• _PROVIDED DATA_
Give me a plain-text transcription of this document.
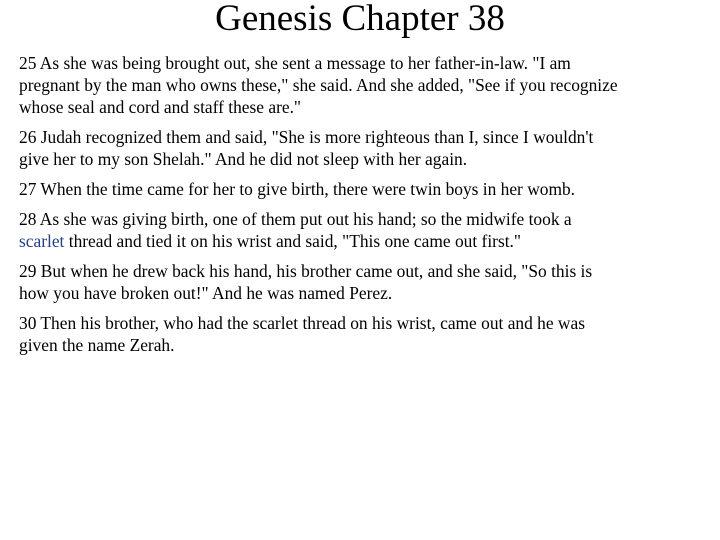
Genesis Chapter 38

25 As she was being brought out, she sent a message to her father-in-law. "I am
pregnant by the man who owns these," she said. And she added, "See if you recognize
whose seal and cord and staff these are."

26 Judah recognized them and said, "She is more righteous than I, since I wouldn't
give her to my son Shelah." And he did not sleep with her again.

27 When the time came for her to give birth, there were twin boys in her womb.

28 As she was giving birth, one of them put out his hand; so the midwife took a
scarlet thread and tied it on his wrist and said, "This one came out first."

29 But when he drew back his hand, his brother came out, and she said, "So this is
how you have broken out!" And he was named Perez.

30 Then his brother, who had the scarlet thread on his wrist, came out and he was
given the name Zerah.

• _TASK REQUIREMENTS_
Above are the records; transcribe them exactly without the pictures.

• _WRITTEN SOLUTION_
Give me a plain-text transcription of this document.
Genesis Chapter 38

25 As she was being brought out, she sent a message to her father-in-law. "I am
pregnant by the man who owns these," she said. And she added, "See if you recognize
whose seal and cord and staff these are."

26 Judah recognized them and said, "She is more righteous than I, since I wouldn't
give her to my son Shelah." And he did not sleep with her again.

27 When the time came for her to give birth, there were twin boys in her womb.

28 As she was giving birth, one of them put out his hand; so the midwife took a
scarlet thread and tied it on his wrist and said, "This one came out first."

29 But when he drew back his hand, his brother came out, and she said, "So this is
how you have broken out!" And he was named Perez.

30 Then his brother, who had the scarlet thread on his wrist, came out and he was
given the name Zerah.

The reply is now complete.